Dataset records
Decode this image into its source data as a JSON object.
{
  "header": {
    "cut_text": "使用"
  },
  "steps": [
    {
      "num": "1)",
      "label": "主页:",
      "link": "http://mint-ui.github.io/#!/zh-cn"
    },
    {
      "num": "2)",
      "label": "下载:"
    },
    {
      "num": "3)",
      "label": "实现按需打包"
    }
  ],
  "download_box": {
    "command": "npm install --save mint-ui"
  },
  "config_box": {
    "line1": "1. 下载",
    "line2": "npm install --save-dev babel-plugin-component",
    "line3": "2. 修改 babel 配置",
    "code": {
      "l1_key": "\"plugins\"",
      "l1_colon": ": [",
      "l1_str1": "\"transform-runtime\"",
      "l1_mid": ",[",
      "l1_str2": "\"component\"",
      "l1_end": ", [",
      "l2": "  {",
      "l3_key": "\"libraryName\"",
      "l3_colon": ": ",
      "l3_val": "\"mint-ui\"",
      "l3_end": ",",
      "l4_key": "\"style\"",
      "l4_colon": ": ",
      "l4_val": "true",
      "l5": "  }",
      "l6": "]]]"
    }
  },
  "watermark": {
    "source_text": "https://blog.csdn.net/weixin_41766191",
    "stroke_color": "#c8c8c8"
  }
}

Goal —
Give back the whole listing exactly as it reads.

Solution to this problem —
Decode this image into its source data as a JSON object.
{
  "header": {
    "cut_text": "使用"
  },
  "steps": [
    {
      "num": "1)",
      "label": "主页:",
      "link": "http://mint-ui.github.io/#!/zh-cn"
    },
    {
      "num": "2)",
      "label": "下载:"
    },
    {
      "num": "3)",
      "label": "实现按需打包"
    }
  ],
  "download_box": {
    "command": "npm install --save mint-ui"
  },
  "config_box": {
    "line1": "1. 下载",
    "line2": "npm install --save-dev babel-plugin-component",
    "line3": "2. 修改 babel 配置",
    "code": {
      "l1_key": "\"plugins\"",
      "l1_colon": ": [",
      "l1_str1": "\"transform-runtime\"",
      "l1_mid": ",[",
      "l1_str2": "\"component\"",
      "l1_end": ", [",
      "l2": "  {",
      "l3_key": "\"libraryName\"",
      "l3_colon": ": ",
      "l3_val": "\"mint-ui\"",
      "l3_end": ",",
      "l4_key": "\"style\"",
      "l4_colon": ": ",
      "l4_val": "true",
      "l5": "  }",
      "l6": "]]]"
    }
  },
  "watermark": {
    "source_text": "https://blog.csdn.net/weixin_41766191",
    "stroke_color": "#c8c8c8"
  }
}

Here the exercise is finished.